WORK TO DO.
Copy every line with the string "name" in it.

________________________

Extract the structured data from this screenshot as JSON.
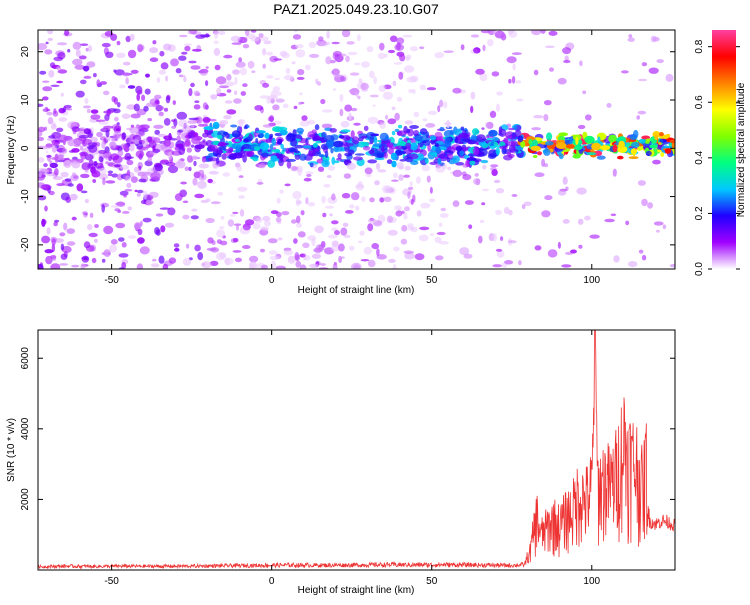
{
  "chart_data": [
    {
      "type": "heatmap",
      "title": "PAZ1.2025.049.23.10.G07",
      "xlabel": "Height of straight line (km)",
      "ylabel": "Frequency (Hz)",
      "xlim": [
        -73,
        126
      ],
      "ylim": [
        -25,
        24.5
      ],
      "xticks": [
        "-50",
        "0",
        "50",
        "100"
      ],
      "yticks": [
        "20",
        "10",
        "0",
        "-10",
        "-20"
      ],
      "grid": false,
      "ridge_center_hz": [
        [
          -73,
          0
        ],
        [
          -50,
          0
        ],
        [
          -25,
          1
        ],
        [
          0,
          0.5
        ],
        [
          25,
          0.5
        ],
        [
          50,
          0.5
        ],
        [
          75,
          0.5
        ],
        [
          80,
          0.5
        ],
        [
          100,
          0.5
        ],
        [
          126,
          0.5
        ]
      ],
      "colorbar": {
        "label": "Normalized spectral amplitude",
        "range": [
          0.0,
          0.86
        ],
        "ticks": [
          "0.0",
          "0.2",
          "0.4",
          "0.6",
          "0.8"
        ],
        "colormap": [
          "#ffffff",
          "#a000ff",
          "#2000ff",
          "#00c8ff",
          "#00ff80",
          "#80ff00",
          "#ffff00",
          "#ff8000",
          "#ff0000",
          "#ff40a0"
        ]
      },
      "color_overview": [
        {
          "x_range_km": [
            -73,
            -20
          ],
          "description_level": "mostly 0.0-0.1 over full band"
        },
        {
          "x_range_km": [
            -20,
            78
          ],
          "description_level": "0.1-0.3 near 0 Hz, speckle elsewhere"
        },
        {
          "x_range_km": [
            78,
            126
          ],
          "description_level": "0.2-0.86 concentrated within +/-3 Hz"
        }
      ]
    },
    {
      "type": "line",
      "title": "",
      "xlabel": "Height of straight line (km)",
      "ylabel": "SNR (10 * v/v)",
      "xlim": [
        -73,
        126
      ],
      "ylim": [
        0,
        6800
      ],
      "xticks": [
        "-50",
        "0",
        "50",
        "100"
      ],
      "yticks": [
        "2000",
        "4000",
        "6000"
      ],
      "grid": false,
      "series": [
        {
          "color": "#ee3333",
          "points": [
            [
              -73,
              90
            ],
            [
              -65,
              110
            ],
            [
              -55,
              100
            ],
            [
              -45,
              110
            ],
            [
              -35,
              105
            ],
            [
              -25,
              110
            ],
            [
              -15,
              120
            ],
            [
              -5,
              130
            ],
            [
              5,
              140
            ],
            [
              15,
              135
            ],
            [
              25,
              140
            ],
            [
              35,
              150
            ],
            [
              45,
              145
            ],
            [
              55,
              150
            ],
            [
              65,
              140
            ],
            [
              75,
              130
            ],
            [
              79,
              150
            ],
            [
              80,
              400
            ],
            [
              81,
              900
            ],
            [
              82,
              1700
            ],
            [
              83,
              2200
            ],
            [
              84,
              1400
            ],
            [
              86,
              1700
            ],
            [
              88,
              2000
            ],
            [
              90,
              1800
            ],
            [
              92,
              2200
            ],
            [
              94,
              2400
            ],
            [
              96,
              3100
            ],
            [
              98,
              2800
            ],
            [
              100,
              3300
            ],
            [
              101,
              6800
            ],
            [
              102,
              3300
            ],
            [
              104,
              3600
            ],
            [
              106,
              3400
            ],
            [
              108,
              4000
            ],
            [
              110,
              5200
            ],
            [
              112,
              4400
            ],
            [
              114,
              4200
            ],
            [
              116,
              3200
            ],
            [
              117,
              4400
            ],
            [
              118,
              1400
            ],
            [
              120,
              1300
            ],
            [
              122,
              1400
            ],
            [
              124,
              1350
            ],
            [
              126,
              1250
            ]
          ]
        }
      ]
    }
  ]
}
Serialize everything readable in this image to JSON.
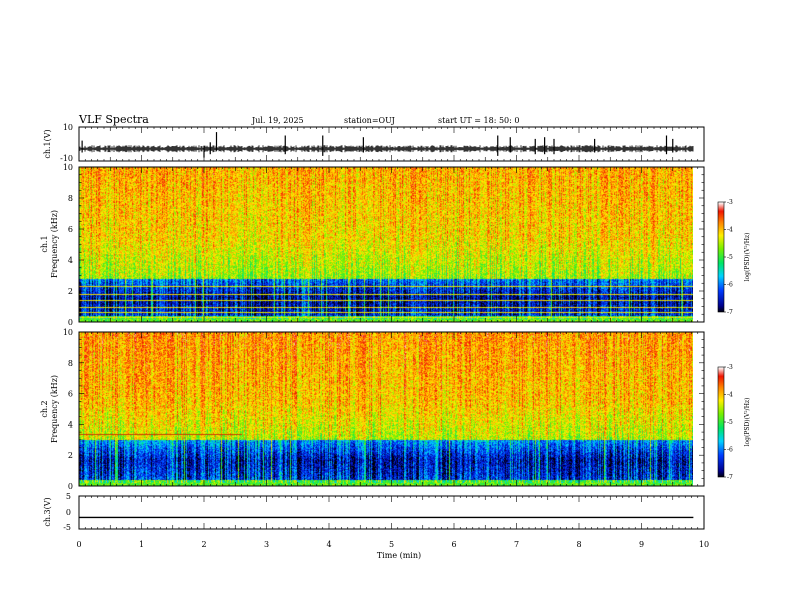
{
  "header": {
    "title": "VLF Spectra",
    "date": "Jul. 19, 2025",
    "station": "station=OUJ",
    "start": "start UT =  18: 50: 0"
  },
  "chart_data": [
    {
      "type": "line",
      "name": "ch1-waveform",
      "ylabel": "ch.1(V)",
      "ylim": [
        -10,
        10
      ],
      "yticks": [
        "10",
        "-10"
      ],
      "xlim": [
        0,
        10
      ],
      "x_end": 9.83,
      "baseline": -2.8,
      "noise_amplitude": 1.6,
      "spikes": [
        {
          "t": 0.05,
          "lo": -5,
          "hi": 2
        },
        {
          "t": 2.0,
          "lo": -8,
          "hi": -1
        },
        {
          "t": 2.1,
          "lo": -6,
          "hi": 1
        },
        {
          "t": 2.2,
          "lo": -4,
          "hi": 7
        },
        {
          "t": 3.3,
          "lo": -6,
          "hi": 5
        },
        {
          "t": 3.9,
          "lo": -7,
          "hi": 5
        },
        {
          "t": 4.55,
          "lo": -5,
          "hi": 4
        },
        {
          "t": 6.7,
          "lo": -7,
          "hi": 5
        },
        {
          "t": 6.9,
          "lo": -5,
          "hi": 4
        },
        {
          "t": 7.3,
          "lo": -6,
          "hi": 3
        },
        {
          "t": 7.45,
          "lo": -6,
          "hi": 4
        },
        {
          "t": 7.6,
          "lo": -6,
          "hi": 3
        },
        {
          "t": 8.25,
          "lo": -5,
          "hi": 3
        },
        {
          "t": 9.4,
          "lo": -6,
          "hi": 5
        },
        {
          "t": 9.5,
          "lo": -5,
          "hi": 3
        }
      ]
    },
    {
      "type": "heatmap",
      "name": "ch1-spectrogram",
      "ylabel_lines": [
        "ch.1",
        "Frequency (kHz)"
      ],
      "ylim": [
        0,
        10
      ],
      "yticks": [
        "0",
        "2",
        "4",
        "6",
        "8",
        "10"
      ],
      "xlim": [
        0,
        10
      ],
      "x_end": 9.83,
      "zlim": [
        -7,
        -3
      ],
      "colorbar_label": "log(PSD)(V²/Hz)",
      "colorbar_ticks": [
        "-3",
        "-4",
        "-5",
        "-6",
        "-7"
      ],
      "quiet_band_khz": [
        0.4,
        2.8
      ],
      "hum_lines_khz": [
        0.3,
        0.65,
        1.0,
        1.45,
        1.8,
        2.3
      ]
    },
    {
      "type": "heatmap",
      "name": "ch2-spectrogram",
      "ylabel_lines": [
        "ch.2",
        "Frequency (kHz)"
      ],
      "ylim": [
        0,
        10
      ],
      "yticks": [
        "0",
        "2",
        "4",
        "6",
        "8",
        "10"
      ],
      "xlim": [
        0,
        10
      ],
      "x_end": 9.83,
      "zlim": [
        -7,
        -3
      ],
      "colorbar_label": "log(PSD)(V²/Hz)",
      "colorbar_ticks": [
        "-3",
        "-4",
        "-5",
        "-6",
        "-7"
      ],
      "quiet_band_khz": [
        0.4,
        3.0
      ],
      "tone_line": {
        "khz": 3.4,
        "t_end": 2.6
      }
    },
    {
      "type": "line",
      "name": "ch3-waveform",
      "ylabel": "ch.3(V)",
      "ylim": [
        -5,
        5
      ],
      "yticks": [
        "5",
        "0",
        "-5"
      ],
      "xlim": [
        0,
        10
      ],
      "x": [
        0,
        9.83
      ],
      "values": [
        -1.5,
        -1.5
      ]
    }
  ],
  "x_axis": {
    "label": "Time (min)",
    "ticks": [
      "0",
      "1",
      "2",
      "3",
      "4",
      "5",
      "6",
      "7",
      "8",
      "9",
      "10"
    ]
  }
}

________________________

EXPECTED ANSWER.
      "name": "ch1-waveform",
      "name": "ch1-spectrogram",
      "name": "ch2-spectrogram",
      "name": "ch3-waveform",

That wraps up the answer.